Work to do => Look for the string "when" and copy every line that has it.
## Begin Material for this task
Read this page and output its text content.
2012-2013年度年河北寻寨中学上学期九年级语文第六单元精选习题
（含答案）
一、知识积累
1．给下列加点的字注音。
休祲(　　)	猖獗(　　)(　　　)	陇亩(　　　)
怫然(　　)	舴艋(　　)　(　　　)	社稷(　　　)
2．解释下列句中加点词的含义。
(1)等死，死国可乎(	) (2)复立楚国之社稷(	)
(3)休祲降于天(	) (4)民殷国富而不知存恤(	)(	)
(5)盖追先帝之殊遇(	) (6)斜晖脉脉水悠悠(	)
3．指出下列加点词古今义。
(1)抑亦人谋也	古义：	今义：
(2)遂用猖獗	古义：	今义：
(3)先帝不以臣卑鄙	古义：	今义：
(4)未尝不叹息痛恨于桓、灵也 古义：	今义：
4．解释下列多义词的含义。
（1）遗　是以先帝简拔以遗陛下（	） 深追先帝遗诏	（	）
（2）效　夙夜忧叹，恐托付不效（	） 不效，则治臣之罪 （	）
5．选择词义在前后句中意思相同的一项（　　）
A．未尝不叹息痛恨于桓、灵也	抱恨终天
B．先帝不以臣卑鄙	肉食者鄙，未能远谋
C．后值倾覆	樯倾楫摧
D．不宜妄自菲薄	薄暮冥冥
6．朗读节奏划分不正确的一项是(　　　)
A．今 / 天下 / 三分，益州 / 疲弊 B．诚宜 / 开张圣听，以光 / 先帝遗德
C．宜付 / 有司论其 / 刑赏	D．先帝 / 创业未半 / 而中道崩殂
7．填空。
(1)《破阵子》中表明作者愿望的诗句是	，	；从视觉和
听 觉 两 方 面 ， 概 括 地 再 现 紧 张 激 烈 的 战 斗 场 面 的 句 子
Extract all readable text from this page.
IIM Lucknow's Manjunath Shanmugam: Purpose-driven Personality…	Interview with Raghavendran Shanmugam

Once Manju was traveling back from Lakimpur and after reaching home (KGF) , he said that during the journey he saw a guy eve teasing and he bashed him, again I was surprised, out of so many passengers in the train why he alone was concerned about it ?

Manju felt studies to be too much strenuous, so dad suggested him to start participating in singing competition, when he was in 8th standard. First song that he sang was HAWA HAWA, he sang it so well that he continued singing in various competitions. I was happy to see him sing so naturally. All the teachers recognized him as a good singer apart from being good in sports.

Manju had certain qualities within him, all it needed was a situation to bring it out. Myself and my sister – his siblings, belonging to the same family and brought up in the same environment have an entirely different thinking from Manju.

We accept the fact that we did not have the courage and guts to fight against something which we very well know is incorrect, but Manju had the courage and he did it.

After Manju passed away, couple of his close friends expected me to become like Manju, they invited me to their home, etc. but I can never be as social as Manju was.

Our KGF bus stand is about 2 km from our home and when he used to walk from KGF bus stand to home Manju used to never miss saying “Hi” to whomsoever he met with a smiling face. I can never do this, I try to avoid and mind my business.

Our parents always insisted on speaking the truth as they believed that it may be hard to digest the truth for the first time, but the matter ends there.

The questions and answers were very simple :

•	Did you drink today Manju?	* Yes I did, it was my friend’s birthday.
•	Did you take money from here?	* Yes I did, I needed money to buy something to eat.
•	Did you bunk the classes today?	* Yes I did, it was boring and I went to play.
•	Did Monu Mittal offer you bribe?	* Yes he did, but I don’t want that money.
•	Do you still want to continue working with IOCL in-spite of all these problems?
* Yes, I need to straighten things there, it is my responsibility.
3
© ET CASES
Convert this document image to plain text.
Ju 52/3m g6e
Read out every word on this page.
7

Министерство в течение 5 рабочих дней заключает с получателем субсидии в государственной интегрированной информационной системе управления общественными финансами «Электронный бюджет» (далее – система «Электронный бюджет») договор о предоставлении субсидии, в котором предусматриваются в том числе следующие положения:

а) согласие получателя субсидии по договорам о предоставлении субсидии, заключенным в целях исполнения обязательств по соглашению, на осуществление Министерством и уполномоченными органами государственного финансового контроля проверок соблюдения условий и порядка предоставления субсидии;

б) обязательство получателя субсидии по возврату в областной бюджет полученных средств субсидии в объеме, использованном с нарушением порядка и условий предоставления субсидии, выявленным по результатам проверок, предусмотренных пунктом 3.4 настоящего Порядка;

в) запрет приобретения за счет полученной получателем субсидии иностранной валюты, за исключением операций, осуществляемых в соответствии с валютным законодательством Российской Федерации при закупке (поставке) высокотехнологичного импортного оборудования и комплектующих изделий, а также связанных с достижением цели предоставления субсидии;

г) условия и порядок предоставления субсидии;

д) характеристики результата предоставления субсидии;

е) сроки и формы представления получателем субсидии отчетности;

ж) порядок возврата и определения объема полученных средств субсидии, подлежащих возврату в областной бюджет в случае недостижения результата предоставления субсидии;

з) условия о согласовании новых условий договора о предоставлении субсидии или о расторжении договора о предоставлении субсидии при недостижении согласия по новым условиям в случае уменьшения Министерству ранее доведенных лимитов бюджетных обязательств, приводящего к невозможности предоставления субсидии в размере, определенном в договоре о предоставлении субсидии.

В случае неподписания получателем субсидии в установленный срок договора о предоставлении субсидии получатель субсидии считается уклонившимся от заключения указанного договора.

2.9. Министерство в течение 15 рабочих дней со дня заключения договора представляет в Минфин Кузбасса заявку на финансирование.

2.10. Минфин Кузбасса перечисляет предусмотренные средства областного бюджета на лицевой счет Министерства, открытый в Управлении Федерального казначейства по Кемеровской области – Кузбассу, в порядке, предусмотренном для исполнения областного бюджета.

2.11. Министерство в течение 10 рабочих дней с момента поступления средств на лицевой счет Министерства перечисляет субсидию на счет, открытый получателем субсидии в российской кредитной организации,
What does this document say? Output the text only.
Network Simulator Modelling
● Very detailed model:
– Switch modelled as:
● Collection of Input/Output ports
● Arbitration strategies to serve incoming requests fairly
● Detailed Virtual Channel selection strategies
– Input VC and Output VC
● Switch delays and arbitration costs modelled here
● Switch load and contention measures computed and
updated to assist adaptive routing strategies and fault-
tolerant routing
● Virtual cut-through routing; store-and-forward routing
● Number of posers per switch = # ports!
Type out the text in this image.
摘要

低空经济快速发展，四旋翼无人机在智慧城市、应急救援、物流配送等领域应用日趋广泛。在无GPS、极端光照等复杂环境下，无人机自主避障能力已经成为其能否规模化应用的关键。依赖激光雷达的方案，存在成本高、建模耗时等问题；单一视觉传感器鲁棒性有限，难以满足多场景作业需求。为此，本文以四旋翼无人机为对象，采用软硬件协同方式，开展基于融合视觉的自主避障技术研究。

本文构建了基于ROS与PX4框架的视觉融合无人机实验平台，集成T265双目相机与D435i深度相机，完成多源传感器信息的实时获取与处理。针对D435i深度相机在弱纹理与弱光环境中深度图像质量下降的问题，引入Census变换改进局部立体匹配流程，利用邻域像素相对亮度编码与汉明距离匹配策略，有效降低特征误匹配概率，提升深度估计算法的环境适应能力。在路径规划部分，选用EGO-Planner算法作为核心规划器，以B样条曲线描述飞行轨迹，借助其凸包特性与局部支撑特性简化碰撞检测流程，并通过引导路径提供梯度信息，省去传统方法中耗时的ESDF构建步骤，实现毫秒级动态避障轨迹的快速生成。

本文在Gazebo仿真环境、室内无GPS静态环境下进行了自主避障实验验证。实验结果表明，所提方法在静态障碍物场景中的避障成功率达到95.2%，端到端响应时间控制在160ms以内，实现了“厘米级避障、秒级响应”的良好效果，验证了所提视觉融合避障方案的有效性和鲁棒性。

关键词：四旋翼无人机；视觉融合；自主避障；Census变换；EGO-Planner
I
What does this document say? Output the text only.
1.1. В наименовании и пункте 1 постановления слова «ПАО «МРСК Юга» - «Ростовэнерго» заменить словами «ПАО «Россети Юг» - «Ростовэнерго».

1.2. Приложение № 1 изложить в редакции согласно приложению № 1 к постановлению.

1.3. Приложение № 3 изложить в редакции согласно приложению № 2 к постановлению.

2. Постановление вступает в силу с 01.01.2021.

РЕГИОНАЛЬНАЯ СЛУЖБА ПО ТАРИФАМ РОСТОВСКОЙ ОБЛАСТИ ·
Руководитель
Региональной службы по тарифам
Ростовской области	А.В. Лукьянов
## End Material for this task
The response =>
Manju felt studies to be too much strenuous, so dad suggested him to start participating in singing competition, when he was in 8th standard. First song that he sang was HAWA HAWA, he sang it so well that he continued singing in various competitions. I was happy to see him sing so naturally. All the teachers recognized him as a good singer apart from being good in sports.
Our KGF bus stand is about 2 km from our home and when he used to walk from KGF bus stand to home Manju used to never miss saying “Hi” to whomsoever he met with a smiling face. I can never do this, I try to avoid and mind my business.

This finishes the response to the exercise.